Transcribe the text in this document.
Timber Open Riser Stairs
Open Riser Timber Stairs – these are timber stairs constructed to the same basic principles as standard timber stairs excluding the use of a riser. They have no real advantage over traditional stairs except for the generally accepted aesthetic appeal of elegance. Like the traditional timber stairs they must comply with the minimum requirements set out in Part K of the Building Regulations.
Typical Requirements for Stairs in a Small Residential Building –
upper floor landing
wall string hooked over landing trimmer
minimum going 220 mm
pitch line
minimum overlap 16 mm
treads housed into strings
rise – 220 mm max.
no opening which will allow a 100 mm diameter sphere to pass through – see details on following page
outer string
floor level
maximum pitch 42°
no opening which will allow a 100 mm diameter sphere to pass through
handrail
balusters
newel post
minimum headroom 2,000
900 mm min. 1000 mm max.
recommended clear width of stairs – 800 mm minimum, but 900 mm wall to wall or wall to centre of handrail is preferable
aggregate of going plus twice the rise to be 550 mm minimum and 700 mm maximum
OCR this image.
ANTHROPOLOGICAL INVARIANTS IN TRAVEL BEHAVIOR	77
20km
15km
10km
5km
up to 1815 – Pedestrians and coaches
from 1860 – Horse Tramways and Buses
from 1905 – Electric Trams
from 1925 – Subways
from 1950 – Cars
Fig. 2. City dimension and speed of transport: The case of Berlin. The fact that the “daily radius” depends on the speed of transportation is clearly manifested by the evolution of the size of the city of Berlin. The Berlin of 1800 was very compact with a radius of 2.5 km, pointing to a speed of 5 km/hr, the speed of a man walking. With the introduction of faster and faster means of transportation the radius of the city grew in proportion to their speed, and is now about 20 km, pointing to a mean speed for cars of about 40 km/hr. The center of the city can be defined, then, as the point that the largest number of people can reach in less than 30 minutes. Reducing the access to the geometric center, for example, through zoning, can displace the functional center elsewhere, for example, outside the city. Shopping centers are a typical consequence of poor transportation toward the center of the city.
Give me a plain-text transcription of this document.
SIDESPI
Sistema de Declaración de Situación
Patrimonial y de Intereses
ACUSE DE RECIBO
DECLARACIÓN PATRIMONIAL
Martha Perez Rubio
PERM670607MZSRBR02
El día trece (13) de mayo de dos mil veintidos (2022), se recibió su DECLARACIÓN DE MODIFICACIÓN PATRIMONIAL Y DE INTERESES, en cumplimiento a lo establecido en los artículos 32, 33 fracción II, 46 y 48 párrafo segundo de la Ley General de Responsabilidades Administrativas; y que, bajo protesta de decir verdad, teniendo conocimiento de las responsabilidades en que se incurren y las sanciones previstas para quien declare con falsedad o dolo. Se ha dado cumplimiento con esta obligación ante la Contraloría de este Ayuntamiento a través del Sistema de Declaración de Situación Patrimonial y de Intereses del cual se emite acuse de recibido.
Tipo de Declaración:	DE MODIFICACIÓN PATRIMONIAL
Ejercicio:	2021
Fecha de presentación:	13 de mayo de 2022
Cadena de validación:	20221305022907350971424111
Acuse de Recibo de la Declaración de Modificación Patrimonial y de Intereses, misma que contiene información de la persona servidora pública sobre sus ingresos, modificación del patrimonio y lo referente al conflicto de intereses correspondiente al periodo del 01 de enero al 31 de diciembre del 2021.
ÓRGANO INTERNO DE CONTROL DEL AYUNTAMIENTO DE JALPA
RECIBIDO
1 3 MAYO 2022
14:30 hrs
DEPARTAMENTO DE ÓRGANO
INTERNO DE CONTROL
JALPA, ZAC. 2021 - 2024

Stated problem:
Copy each line of the listing in which the word "this" can be found.

Task response:
Transcribe the text in this document.
OCR this image.
Give me a plain-text transcription of this document.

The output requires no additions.